- LISTED ENTRIES
※ ※ ※
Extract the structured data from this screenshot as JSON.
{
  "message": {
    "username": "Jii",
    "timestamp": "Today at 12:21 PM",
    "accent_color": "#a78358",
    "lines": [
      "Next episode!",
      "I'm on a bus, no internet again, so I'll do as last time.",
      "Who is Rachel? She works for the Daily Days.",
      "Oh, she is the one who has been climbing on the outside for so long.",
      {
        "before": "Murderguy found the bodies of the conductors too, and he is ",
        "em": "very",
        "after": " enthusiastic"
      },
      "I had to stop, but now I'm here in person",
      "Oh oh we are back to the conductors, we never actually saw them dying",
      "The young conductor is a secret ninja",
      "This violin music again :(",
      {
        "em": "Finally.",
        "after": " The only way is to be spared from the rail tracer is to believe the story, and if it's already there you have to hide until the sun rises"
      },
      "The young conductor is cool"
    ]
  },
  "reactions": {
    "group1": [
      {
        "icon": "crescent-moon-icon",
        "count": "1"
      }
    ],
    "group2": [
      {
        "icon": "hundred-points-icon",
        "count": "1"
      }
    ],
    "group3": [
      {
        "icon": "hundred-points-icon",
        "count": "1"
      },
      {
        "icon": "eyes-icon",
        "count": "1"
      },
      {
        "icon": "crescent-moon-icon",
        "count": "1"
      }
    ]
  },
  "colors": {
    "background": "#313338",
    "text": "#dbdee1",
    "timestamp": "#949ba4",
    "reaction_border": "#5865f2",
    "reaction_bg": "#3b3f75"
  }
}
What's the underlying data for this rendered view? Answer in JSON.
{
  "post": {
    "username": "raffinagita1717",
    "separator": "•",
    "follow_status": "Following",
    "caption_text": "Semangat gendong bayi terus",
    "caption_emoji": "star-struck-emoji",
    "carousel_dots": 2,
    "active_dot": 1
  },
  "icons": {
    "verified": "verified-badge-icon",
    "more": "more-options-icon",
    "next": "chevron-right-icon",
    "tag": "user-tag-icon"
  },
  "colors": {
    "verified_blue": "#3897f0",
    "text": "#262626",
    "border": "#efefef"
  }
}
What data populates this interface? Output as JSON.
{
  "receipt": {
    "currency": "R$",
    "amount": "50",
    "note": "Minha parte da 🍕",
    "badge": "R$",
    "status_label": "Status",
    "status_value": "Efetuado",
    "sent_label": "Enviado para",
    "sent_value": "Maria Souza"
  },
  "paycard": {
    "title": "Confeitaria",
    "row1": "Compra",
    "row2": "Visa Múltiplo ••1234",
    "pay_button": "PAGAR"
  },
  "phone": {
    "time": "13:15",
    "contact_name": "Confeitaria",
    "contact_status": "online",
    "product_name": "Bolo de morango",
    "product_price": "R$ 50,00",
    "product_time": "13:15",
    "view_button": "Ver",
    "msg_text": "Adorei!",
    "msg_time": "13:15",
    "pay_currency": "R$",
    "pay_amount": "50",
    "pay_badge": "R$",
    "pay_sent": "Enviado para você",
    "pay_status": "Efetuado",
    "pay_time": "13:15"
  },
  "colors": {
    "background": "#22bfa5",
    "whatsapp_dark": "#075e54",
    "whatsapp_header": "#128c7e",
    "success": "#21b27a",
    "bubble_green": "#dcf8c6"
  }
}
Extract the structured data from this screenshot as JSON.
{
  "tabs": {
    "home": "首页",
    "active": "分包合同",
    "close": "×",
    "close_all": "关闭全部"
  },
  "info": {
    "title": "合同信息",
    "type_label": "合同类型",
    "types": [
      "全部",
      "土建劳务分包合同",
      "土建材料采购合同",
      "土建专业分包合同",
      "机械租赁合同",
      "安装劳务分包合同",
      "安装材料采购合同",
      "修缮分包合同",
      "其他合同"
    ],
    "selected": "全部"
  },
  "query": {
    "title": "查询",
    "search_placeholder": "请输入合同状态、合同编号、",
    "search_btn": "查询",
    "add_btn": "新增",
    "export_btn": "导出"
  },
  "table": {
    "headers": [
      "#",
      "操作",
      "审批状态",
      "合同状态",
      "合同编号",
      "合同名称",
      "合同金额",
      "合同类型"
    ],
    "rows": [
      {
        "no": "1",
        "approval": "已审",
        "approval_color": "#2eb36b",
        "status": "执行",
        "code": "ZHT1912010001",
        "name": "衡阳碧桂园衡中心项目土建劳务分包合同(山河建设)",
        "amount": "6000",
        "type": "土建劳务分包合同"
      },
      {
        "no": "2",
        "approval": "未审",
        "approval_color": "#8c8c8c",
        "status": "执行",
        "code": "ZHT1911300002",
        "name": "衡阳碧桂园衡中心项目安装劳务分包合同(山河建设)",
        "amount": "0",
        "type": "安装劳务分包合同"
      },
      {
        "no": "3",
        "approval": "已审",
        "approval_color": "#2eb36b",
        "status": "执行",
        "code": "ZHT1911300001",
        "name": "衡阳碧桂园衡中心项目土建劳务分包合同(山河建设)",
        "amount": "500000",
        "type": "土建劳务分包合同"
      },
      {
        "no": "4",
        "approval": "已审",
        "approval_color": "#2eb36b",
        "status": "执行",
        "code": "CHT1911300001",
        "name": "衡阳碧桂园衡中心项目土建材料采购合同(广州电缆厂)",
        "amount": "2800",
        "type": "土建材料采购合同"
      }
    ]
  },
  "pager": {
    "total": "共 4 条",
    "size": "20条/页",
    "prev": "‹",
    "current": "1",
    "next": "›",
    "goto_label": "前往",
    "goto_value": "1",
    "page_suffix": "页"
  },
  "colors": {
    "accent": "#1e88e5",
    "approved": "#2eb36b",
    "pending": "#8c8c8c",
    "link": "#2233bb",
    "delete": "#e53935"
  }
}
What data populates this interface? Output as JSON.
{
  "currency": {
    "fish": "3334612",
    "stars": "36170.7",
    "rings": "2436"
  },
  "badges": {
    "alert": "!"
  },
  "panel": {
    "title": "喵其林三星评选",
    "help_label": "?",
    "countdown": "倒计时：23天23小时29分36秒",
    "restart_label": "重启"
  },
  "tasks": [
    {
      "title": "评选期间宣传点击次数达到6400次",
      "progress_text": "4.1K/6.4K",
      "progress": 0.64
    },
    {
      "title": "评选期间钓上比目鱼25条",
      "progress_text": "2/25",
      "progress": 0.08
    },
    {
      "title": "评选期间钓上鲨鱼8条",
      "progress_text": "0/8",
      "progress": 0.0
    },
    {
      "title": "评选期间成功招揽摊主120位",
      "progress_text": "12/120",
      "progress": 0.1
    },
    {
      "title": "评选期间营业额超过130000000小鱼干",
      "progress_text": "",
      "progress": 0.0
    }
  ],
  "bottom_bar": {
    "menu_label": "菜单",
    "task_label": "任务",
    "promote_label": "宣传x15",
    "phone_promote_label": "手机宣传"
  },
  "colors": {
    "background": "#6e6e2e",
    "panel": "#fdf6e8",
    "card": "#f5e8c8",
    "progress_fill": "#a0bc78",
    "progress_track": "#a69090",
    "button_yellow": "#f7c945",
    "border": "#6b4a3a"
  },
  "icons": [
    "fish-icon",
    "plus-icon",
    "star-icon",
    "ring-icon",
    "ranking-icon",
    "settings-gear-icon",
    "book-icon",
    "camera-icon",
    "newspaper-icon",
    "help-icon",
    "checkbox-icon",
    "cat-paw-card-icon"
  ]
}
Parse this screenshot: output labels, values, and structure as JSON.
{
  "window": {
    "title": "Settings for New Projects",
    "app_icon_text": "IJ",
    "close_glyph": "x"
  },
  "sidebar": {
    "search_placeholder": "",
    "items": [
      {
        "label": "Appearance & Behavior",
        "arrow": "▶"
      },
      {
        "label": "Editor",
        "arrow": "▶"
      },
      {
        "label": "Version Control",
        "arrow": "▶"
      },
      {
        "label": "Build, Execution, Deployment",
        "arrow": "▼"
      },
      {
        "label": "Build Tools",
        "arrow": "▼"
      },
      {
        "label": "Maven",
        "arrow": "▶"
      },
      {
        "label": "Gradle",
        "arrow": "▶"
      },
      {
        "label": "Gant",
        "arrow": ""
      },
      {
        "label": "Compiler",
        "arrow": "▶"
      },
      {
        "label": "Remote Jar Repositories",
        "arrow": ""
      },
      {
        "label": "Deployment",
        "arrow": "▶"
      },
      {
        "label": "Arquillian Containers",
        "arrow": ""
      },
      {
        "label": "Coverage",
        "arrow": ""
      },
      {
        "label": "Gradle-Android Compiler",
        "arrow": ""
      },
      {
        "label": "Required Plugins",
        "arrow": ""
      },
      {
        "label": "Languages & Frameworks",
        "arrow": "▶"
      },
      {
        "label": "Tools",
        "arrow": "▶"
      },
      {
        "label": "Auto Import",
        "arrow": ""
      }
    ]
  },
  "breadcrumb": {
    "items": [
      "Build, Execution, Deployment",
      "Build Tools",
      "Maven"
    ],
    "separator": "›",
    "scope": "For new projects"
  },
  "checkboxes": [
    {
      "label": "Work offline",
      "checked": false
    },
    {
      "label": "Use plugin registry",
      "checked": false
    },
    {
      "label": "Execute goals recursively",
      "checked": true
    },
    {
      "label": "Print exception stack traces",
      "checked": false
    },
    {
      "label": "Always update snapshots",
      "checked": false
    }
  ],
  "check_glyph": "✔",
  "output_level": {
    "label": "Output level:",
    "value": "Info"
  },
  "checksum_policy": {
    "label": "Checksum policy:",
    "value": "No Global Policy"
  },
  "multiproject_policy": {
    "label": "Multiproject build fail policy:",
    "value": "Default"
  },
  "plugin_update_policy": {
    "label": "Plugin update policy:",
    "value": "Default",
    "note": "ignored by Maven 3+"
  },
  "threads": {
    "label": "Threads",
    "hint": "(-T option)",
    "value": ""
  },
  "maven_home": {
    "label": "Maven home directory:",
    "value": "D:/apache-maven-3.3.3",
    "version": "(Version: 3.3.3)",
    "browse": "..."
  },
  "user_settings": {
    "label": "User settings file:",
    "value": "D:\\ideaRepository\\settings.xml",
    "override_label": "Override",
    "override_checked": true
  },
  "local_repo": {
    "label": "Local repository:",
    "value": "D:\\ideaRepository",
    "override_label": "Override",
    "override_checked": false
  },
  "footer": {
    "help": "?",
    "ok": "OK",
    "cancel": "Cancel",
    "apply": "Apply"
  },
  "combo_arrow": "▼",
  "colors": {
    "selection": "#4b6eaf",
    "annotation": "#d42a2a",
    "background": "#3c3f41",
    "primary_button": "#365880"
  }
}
※ ※ ※
- WRITTEN REQUEST
Tally up the lines holding the word "Tools" in the data above, and answer with that figure only.

- THE REPLY
3